*Input rows*.
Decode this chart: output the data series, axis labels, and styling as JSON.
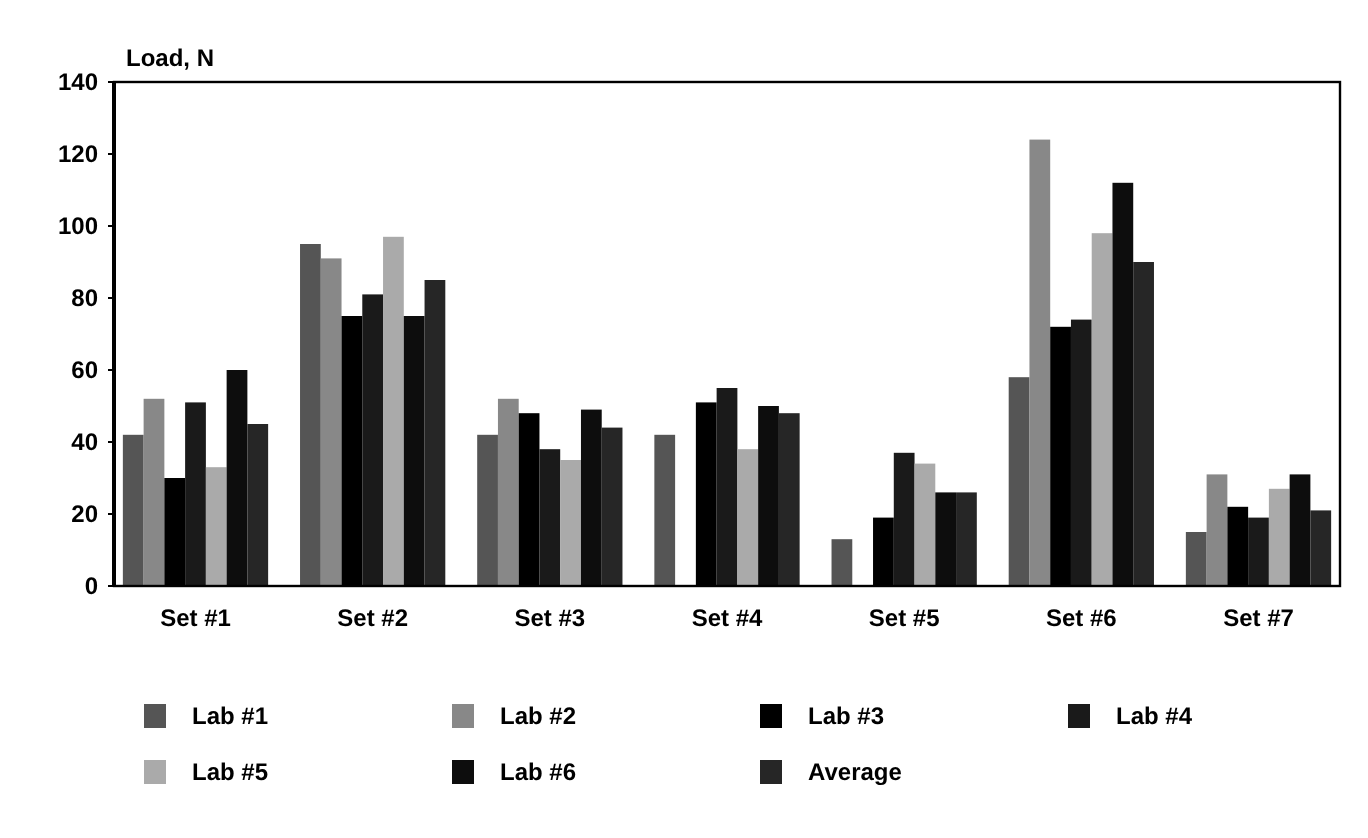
{
  "chart_data": {
    "type": "bar",
    "ylabel": "Load, N",
    "categories": [
      "Set #1",
      "Set #2",
      "Set #3",
      "Set #4",
      "Set #5",
      "Set #6",
      "Set #7"
    ],
    "series": [
      {
        "name": "Lab #1",
        "color": "#555555",
        "values": [
          42,
          95,
          42,
          42,
          13,
          58,
          15
        ]
      },
      {
        "name": "Lab #2",
        "color": "#888888",
        "values": [
          52,
          91,
          52,
          null,
          null,
          124,
          31
        ]
      },
      {
        "name": "Lab #3",
        "color": "#000000",
        "values": [
          30,
          75,
          48,
          51,
          19,
          72,
          22
        ]
      },
      {
        "name": "Lab #4",
        "color": "#1a1a1a",
        "values": [
          51,
          81,
          38,
          55,
          37,
          74,
          19
        ]
      },
      {
        "name": "Lab #5",
        "color": "#aaaaaa",
        "values": [
          33,
          97,
          35,
          38,
          34,
          98,
          27
        ]
      },
      {
        "name": "Lab #6",
        "color": "#0d0d0d",
        "values": [
          60,
          75,
          49,
          50,
          26,
          112,
          31
        ]
      },
      {
        "name": "Average",
        "color": "#262626",
        "values": [
          45,
          85,
          44,
          48,
          26,
          90,
          21
        ]
      }
    ],
    "ylim": [
      0,
      140
    ],
    "yticks": [
      0,
      20,
      40,
      60,
      80,
      100,
      120,
      140
    ],
    "grid": false,
    "legend": "bottom"
  }
}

*Instructions for the task*.
Each record should be quoted exactly, with the images omitted.

*Written answer*.
Decode this chart: output the data series, axis labels, and styling as JSON.
{
  "chart_data": {
    "type": "bar",
    "ylabel": "Load, N",
    "categories": [
      "Set #1",
      "Set #2",
      "Set #3",
      "Set #4",
      "Set #5",
      "Set #6",
      "Set #7"
    ],
    "series": [
      {
        "name": "Lab #1",
        "color": "#555555",
        "values": [
          42,
          95,
          42,
          42,
          13,
          58,
          15
        ]
      },
      {
        "name": "Lab #2",
        "color": "#888888",
        "values": [
          52,
          91,
          52,
          null,
          null,
          124,
          31
        ]
      },
      {
        "name": "Lab #3",
        "color": "#000000",
        "values": [
          30,
          75,
          48,
          51,
          19,
          72,
          22
        ]
      },
      {
        "name": "Lab #4",
        "color": "#1a1a1a",
        "values": [
          51,
          81,
          38,
          55,
          37,
          74,
          19
        ]
      },
      {
        "name": "Lab #5",
        "color": "#aaaaaa",
        "values": [
          33,
          97,
          35,
          38,
          34,
          98,
          27
        ]
      },
      {
        "name": "Lab #6",
        "color": "#0d0d0d",
        "values": [
          60,
          75,
          49,
          50,
          26,
          112,
          31
        ]
      },
      {
        "name": "Average",
        "color": "#262626",
        "values": [
          45,
          85,
          44,
          48,
          26,
          90,
          21
        ]
      }
    ],
    "ylim": [
      0,
      140
    ],
    "yticks": [
      0,
      20,
      40,
      60,
      80,
      100,
      120,
      140
    ],
    "grid": false,
    "legend": "bottom"
  }
}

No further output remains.